▶ **GIVEN TASK**
Transcribe every line of the listing below without any deviation.
....................
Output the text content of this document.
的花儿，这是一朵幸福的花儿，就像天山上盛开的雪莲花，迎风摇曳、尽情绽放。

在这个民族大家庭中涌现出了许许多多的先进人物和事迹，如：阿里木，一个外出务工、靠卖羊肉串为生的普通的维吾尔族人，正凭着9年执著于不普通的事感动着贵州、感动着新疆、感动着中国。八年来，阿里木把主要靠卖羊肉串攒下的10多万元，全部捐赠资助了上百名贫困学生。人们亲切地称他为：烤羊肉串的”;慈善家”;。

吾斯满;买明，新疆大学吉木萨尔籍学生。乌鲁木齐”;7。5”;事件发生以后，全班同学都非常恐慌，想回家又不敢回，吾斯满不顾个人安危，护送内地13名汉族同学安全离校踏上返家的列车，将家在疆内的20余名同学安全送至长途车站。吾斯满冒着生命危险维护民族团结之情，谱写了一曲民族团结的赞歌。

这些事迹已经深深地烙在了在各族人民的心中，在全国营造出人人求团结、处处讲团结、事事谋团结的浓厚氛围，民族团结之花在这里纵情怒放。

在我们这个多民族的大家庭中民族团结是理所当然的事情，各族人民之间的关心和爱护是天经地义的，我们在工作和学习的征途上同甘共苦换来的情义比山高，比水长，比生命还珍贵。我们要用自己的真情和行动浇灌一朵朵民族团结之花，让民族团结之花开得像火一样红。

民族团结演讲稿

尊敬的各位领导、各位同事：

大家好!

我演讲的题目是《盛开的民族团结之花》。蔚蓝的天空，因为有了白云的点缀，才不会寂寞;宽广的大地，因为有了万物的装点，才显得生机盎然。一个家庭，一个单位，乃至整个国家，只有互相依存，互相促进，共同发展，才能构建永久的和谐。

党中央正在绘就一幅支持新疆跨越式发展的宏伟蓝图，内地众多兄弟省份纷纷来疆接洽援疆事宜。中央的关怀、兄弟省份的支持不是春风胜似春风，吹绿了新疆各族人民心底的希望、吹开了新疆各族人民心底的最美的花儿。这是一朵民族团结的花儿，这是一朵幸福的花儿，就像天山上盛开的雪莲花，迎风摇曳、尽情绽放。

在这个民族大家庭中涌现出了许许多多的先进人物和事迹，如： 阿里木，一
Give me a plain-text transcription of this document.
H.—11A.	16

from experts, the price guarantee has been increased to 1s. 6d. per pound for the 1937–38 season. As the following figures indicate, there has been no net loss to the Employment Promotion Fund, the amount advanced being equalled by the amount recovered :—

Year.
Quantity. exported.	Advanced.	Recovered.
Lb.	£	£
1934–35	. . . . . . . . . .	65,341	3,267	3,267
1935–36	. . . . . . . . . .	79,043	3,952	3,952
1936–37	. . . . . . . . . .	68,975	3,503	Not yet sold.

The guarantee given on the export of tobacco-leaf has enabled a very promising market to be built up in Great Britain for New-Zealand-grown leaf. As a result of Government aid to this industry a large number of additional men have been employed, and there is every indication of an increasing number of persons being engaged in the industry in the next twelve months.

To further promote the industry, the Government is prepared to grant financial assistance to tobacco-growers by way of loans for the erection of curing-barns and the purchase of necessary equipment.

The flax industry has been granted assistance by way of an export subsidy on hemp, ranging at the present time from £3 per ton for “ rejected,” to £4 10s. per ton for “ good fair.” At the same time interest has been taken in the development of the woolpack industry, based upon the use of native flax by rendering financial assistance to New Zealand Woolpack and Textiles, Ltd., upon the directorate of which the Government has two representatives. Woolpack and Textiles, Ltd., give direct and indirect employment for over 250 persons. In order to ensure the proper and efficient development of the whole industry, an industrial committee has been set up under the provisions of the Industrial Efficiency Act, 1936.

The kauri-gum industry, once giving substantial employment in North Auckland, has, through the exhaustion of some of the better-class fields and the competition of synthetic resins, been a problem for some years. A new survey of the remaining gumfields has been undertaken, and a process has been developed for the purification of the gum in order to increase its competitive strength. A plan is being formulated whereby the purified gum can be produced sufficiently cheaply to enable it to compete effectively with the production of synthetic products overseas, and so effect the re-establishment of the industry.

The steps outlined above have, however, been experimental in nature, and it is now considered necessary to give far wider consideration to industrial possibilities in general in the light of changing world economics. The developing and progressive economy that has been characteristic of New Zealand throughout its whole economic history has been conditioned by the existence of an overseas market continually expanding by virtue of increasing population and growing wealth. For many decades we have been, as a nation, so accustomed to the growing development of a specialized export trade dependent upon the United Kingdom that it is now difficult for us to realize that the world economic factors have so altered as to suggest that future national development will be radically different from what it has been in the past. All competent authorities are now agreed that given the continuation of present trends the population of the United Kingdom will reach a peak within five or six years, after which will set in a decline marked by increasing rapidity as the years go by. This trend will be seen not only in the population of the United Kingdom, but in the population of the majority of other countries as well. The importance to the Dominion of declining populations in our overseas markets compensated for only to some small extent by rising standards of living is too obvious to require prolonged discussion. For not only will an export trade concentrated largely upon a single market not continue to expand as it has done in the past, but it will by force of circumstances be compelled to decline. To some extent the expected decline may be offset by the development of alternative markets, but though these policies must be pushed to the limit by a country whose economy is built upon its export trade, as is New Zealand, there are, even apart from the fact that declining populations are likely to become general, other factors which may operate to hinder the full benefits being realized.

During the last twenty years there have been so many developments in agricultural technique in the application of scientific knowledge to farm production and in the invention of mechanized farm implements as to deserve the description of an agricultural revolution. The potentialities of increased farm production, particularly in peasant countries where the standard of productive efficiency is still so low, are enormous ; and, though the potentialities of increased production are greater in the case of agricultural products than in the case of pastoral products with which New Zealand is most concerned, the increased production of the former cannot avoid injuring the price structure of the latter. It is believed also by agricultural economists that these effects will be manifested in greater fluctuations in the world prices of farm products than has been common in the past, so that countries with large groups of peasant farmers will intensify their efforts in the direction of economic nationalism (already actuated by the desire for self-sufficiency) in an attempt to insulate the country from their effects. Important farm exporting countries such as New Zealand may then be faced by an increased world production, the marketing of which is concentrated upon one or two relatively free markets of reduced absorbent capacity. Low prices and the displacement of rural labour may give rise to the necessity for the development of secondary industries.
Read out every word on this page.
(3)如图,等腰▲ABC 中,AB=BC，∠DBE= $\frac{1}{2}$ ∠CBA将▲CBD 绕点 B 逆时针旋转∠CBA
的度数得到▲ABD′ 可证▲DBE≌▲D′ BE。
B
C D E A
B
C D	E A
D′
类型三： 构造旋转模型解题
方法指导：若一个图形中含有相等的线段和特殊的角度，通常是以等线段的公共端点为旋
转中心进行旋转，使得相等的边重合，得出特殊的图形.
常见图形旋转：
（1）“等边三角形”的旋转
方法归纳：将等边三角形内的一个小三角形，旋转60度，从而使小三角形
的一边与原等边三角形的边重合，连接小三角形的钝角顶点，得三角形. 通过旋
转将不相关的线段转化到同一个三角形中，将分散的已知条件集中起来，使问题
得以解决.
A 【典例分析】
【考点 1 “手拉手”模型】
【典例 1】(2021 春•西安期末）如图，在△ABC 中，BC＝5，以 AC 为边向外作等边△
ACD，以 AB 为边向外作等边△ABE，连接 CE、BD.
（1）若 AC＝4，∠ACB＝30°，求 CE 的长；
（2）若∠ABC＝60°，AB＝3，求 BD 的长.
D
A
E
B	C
....................
▶ **ANSWER IN FULL**
Output the text content of this document.
的花儿，这是一朵幸福的花儿，就像天山上盛开的雪莲花，迎风摇曳、尽情绽放。

在这个民族大家庭中涌现出了许许多多的先进人物和事迹，如：阿里木，一个外出务工、靠卖羊肉串为生的普通的维吾尔族人，正凭着9年执著于不普通的事感动着贵州、感动着新疆、感动着中国。八年来，阿里木把主要靠卖羊肉串攒下的10多万元，全部捐赠资助了上百名贫困学生。人们亲切地称他为：烤羊肉串的”;慈善家”;。

吾斯满;买明，新疆大学吉木萨尔籍学生。乌鲁木齐”;7。5”;事件发生以后，全班同学都非常恐慌，想回家又不敢回，吾斯满不顾个人安危，护送内地13名汉族同学安全离校踏上返家的列车，将家在疆内的20余名同学安全送至长途车站。吾斯满冒着生命危险维护民族团结之情，谱写了一曲民族团结的赞歌。

这些事迹已经深深地烙在了在各族人民的心中，在全国营造出人人求团结、处处讲团结、事事谋团结的浓厚氛围，民族团结之花在这里纵情怒放。

在我们这个多民族的大家庭中民族团结是理所当然的事情，各族人民之间的关心和爱护是天经地义的，我们在工作和学习的征途上同甘共苦换来的情义比山高，比水长，比生命还珍贵。我们要用自己的真情和行动浇灌一朵朵民族团结之花，让民族团结之花开得像火一样红。

民族团结演讲稿

尊敬的各位领导、各位同事：

大家好!

我演讲的题目是《盛开的民族团结之花》。蔚蓝的天空，因为有了白云的点缀，才不会寂寞;宽广的大地，因为有了万物的装点，才显得生机盎然。一个家庭，一个单位，乃至整个国家，只有互相依存，互相促进，共同发展，才能构建永久的和谐。

党中央正在绘就一幅支持新疆跨越式发展的宏伟蓝图，内地众多兄弟省份纷纷来疆接洽援疆事宜。中央的关怀、兄弟省份的支持不是春风胜似春风，吹绿了新疆各族人民心底的希望、吹开了新疆各族人民心底的最美的花儿。这是一朵民族团结的花儿，这是一朵幸福的花儿，就像天山上盛开的雪莲花，迎风摇曳、尽情绽放。

在这个民族大家庭中涌现出了许许多多的先进人物和事迹，如： 阿里木，一
Give me a plain-text transcription of this document.
H.—11A.	16

from experts, the price guarantee has been increased to 1s. 6d. per pound for the 1937–38 season. As the following figures indicate, there has been no net loss to the Employment Promotion Fund, the amount advanced being equalled by the amount recovered :—

Year.
Quantity. exported.	Advanced.	Recovered.
Lb.	£	£
1934–35	. . . . . . . . . .	65,341	3,267	3,267
1935–36	. . . . . . . . . .	79,043	3,952	3,952
1936–37	. . . . . . . . . .	68,975	3,503	Not yet sold.

The guarantee given on the export of tobacco-leaf has enabled a very promising market to be built up in Great Britain for New-Zealand-grown leaf. As a result of Government aid to this industry a large number of additional men have been employed, and there is every indication of an increasing number of persons being engaged in the industry in the next twelve months.

To further promote the industry, the Government is prepared to grant financial assistance to tobacco-growers by way of loans for the erection of curing-barns and the purchase of necessary equipment.

The flax industry has been granted assistance by way of an export subsidy on hemp, ranging at the present time from £3 per ton for “ rejected,” to £4 10s. per ton for “ good fair.” At the same time interest has been taken in the development of the woolpack industry, based upon the use of native flax by rendering financial assistance to New Zealand Woolpack and Textiles, Ltd., upon the directorate of which the Government has two representatives. Woolpack and Textiles, Ltd., give direct and indirect employment for over 250 persons. In order to ensure the proper and efficient development of the whole industry, an industrial committee has been set up under the provisions of the Industrial Efficiency Act, 1936.

The kauri-gum industry, once giving substantial employment in North Auckland, has, through the exhaustion of some of the better-class fields and the competition of synthetic resins, been a problem for some years. A new survey of the remaining gumfields has been undertaken, and a process has been developed for the purification of the gum in order to increase its competitive strength. A plan is being formulated whereby the purified gum can be produced sufficiently cheaply to enable it to compete effectively with the production of synthetic products overseas, and so effect the re-establishment of the industry.

The steps outlined above have, however, been experimental in nature, and it is now considered necessary to give far wider consideration to industrial possibilities in general in the light of changing world economics. The developing and progressive economy that has been characteristic of New Zealand throughout its whole economic history has been conditioned by the existence of an overseas market continually expanding by virtue of increasing population and growing wealth. For many decades we have been, as a nation, so accustomed to the growing development of a specialized export trade dependent upon the United Kingdom that it is now difficult for us to realize that the world economic factors have so altered as to suggest that future national development will be radically different from what it has been in the past. All competent authorities are now agreed that given the continuation of present trends the population of the United Kingdom will reach a peak within five or six years, after which will set in a decline marked by increasing rapidity as the years go by. This trend will be seen not only in the population of the United Kingdom, but in the population of the majority of other countries as well. The importance to the Dominion of declining populations in our overseas markets compensated for only to some small extent by rising standards of living is too obvious to require prolonged discussion. For not only will an export trade concentrated largely upon a single market not continue to expand as it has done in the past, but it will by force of circumstances be compelled to decline. To some extent the expected decline may be offset by the development of alternative markets, but though these policies must be pushed to the limit by a country whose economy is built upon its export trade, as is New Zealand, there are, even apart from the fact that declining populations are likely to become general, other factors which may operate to hinder the full benefits being realized.

During the last twenty years there have been so many developments in agricultural technique in the application of scientific knowledge to farm production and in the invention of mechanized farm implements as to deserve the description of an agricultural revolution. The potentialities of increased farm production, particularly in peasant countries where the standard of productive efficiency is still so low, are enormous ; and, though the potentialities of increased production are greater in the case of agricultural products than in the case of pastoral products with which New Zealand is most concerned, the increased production of the former cannot avoid injuring the price structure of the latter. It is believed also by agricultural economists that these effects will be manifested in greater fluctuations in the world prices of farm products than has been common in the past, so that countries with large groups of peasant farmers will intensify their efforts in the direction of economic nationalism (already actuated by the desire for self-sufficiency) in an attempt to insulate the country from their effects. Important farm exporting countries such as New Zealand may then be faced by an increased world production, the marketing of which is concentrated upon one or two relatively free markets of reduced absorbent capacity. Low prices and the displacement of rural labour may give rise to the necessity for the development of secondary industries.
Read out every word on this page.
(3)如图,等腰▲ABC 中,AB=BC，∠DBE= $\frac{1}{2}$ ∠CBA将▲CBD 绕点 B 逆时针旋转∠CBA
的度数得到▲ABD′ 可证▲DBE≌▲D′ BE。
B
C D E A
B
C D	E A
D′
类型三： 构造旋转模型解题
方法指导：若一个图形中含有相等的线段和特殊的角度，通常是以等线段的公共端点为旋
转中心进行旋转，使得相等的边重合，得出特殊的图形.
常见图形旋转：
（1）“等边三角形”的旋转
方法归纳：将等边三角形内的一个小三角形，旋转60度，从而使小三角形
的一边与原等边三角形的边重合，连接小三角形的钝角顶点，得三角形. 通过旋
转将不相关的线段转化到同一个三角形中，将分散的已知条件集中起来，使问题
得以解决.
A 【典例分析】
【考点 1 “手拉手”模型】
【典例 1】(2021 春•西安期末）如图，在△ABC 中，BC＝5，以 AC 为边向外作等边△
ACD，以 AB 为边向外作等边△ABE，连接 CE、BD.
（1）若 AC＝4，∠ACB＝30°，求 CE 的长；
（2）若∠ABC＝60°，AB＝3，求 BD 的长.
D
A
E
B	C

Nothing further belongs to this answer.